EXERCISE DETAILS
Output all the data exactly. Pictures do not belong in the copy.

EXTRACTED RECORDS

+ + + + + + +

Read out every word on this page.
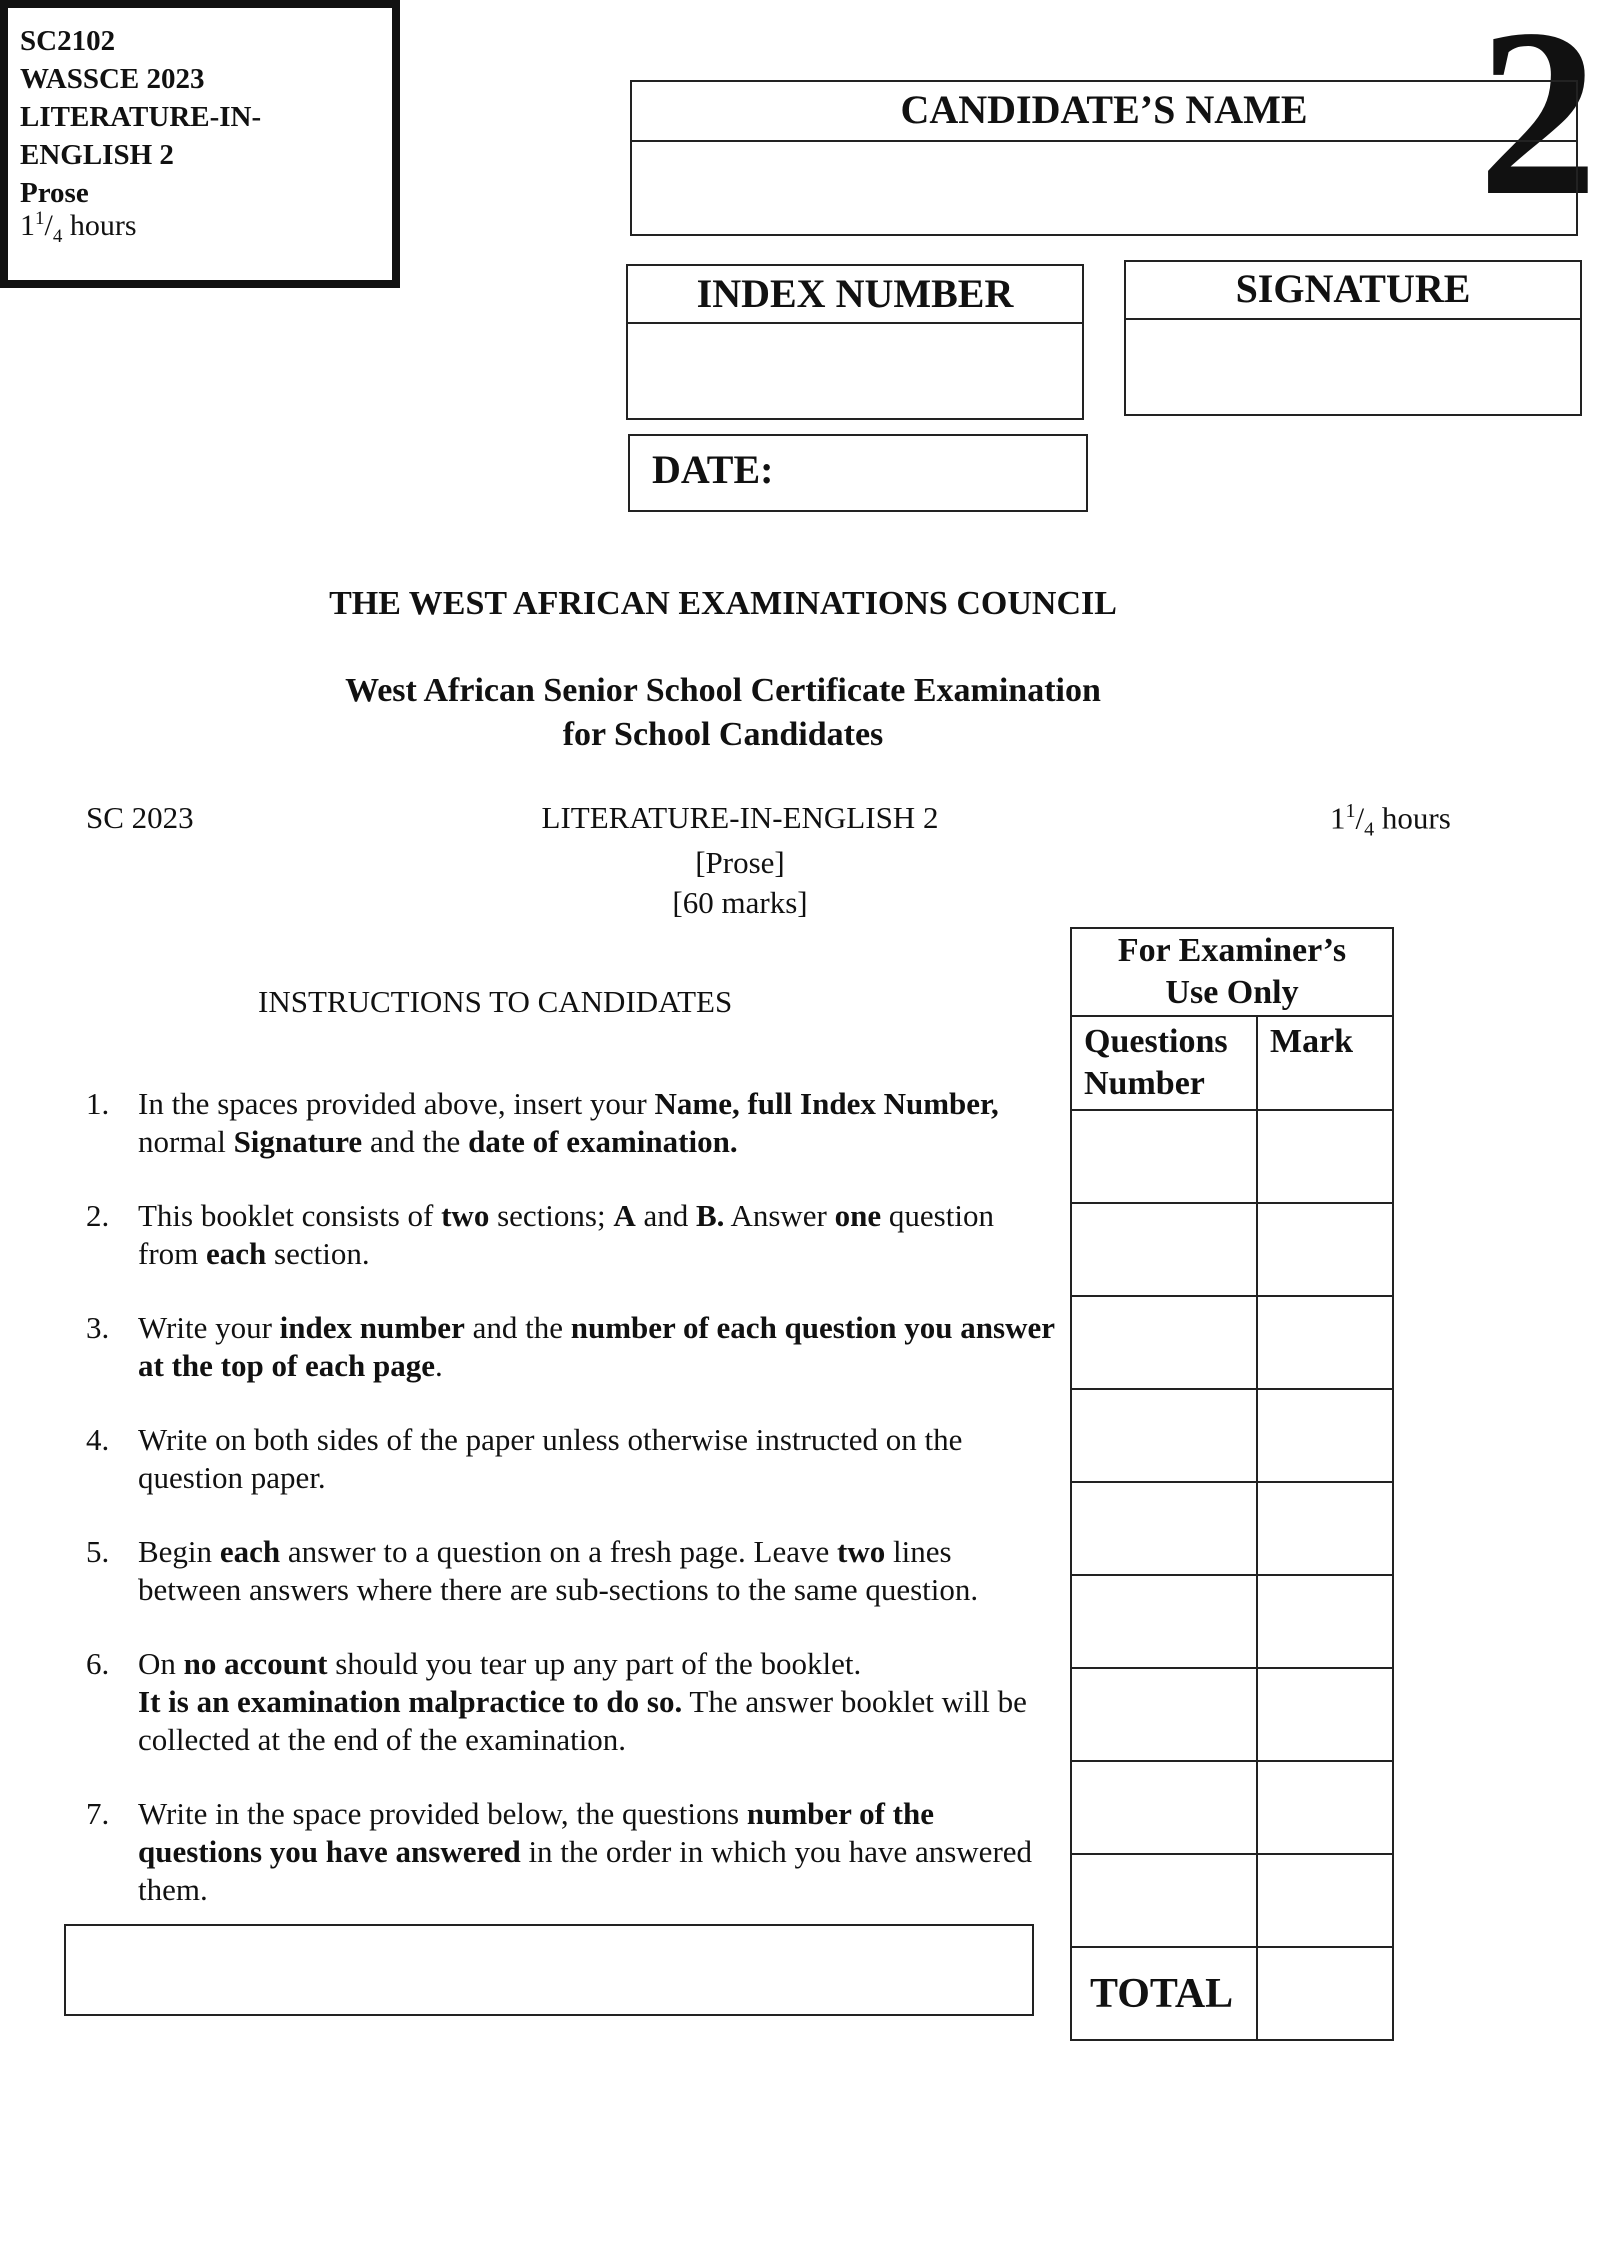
SC2102
WASSCE 2023
LITERATURE-IN-
ENGLISH 2
Prose
$1^1/_4$ hours	2
CANDIDATE’S NAME
INDEX NUMBER	SIGNATURE
DATE:
THE WEST AFRICAN EXAMINATIONS COUNCIL
West African Senior School Certificate Examination
for School Candidates
SC 2023	LITERATURE-IN-ENGLISH 2
[Prose]
[60 marks]
$1^1/_4$ hours
INSTRUCTIONS TO CANDIDATES
1. In the spaces provided above, insert your Name, full Index Number, normal Signature and the date of examination.
2. This booklet consists of two sections; A and B. Answer one question from each section.
3. Write your index number and the number of each question you answer at the top of each page.
4. Write on both sides of the paper unless otherwise instructed on the question paper.
5. Begin each answer to a question on a fresh page. Leave two lines between answers where there are sub-sections to the same question.
6. On no account should you tear up any part of the booklet.
It is an examination malpractice to do so. The answer booklet will be collected at the end of the examination.
7. Write in the space provided below, the questions number of the questions you have answered in the order in which you have answered them.
For Examiner’s
Use Only	

Questions
Number	Mark

TOTAL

+ + + + + + +

RESULT OF THE TASK
Read out every word on this page.
SC2102
WASSCE 2023
LITERATURE-IN-
ENGLISH 2
Prose
$1^1/_4$ hours	2
CANDIDATE’S NAME
INDEX NUMBER	SIGNATURE
DATE:
THE WEST AFRICAN EXAMINATIONS COUNCIL
West African Senior School Certificate Examination
for School Candidates
SC 2023	LITERATURE-IN-ENGLISH 2
[Prose]
[60 marks]
$1^1/_4$ hours
INSTRUCTIONS TO CANDIDATES
1. In the spaces provided above, insert your Name, full Index Number, normal Signature and the date of examination.
2. This booklet consists of two sections; A and B. Answer one question from each section.
3. Write your index number and the number of each question you answer at the top of each page.
4. Write on both sides of the paper unless otherwise instructed on the question paper.
5. Begin each answer to a question on a fresh page. Leave two lines between answers where there are sub-sections to the same question.
6. On no account should you tear up any part of the booklet.
It is an examination malpractice to do so. The answer booklet will be collected at the end of the examination.
7. Write in the space provided below, the questions number of the questions you have answered in the order in which you have answered them.
For Examiner’s
Use Only	

Questions
Number	Mark

TOTAL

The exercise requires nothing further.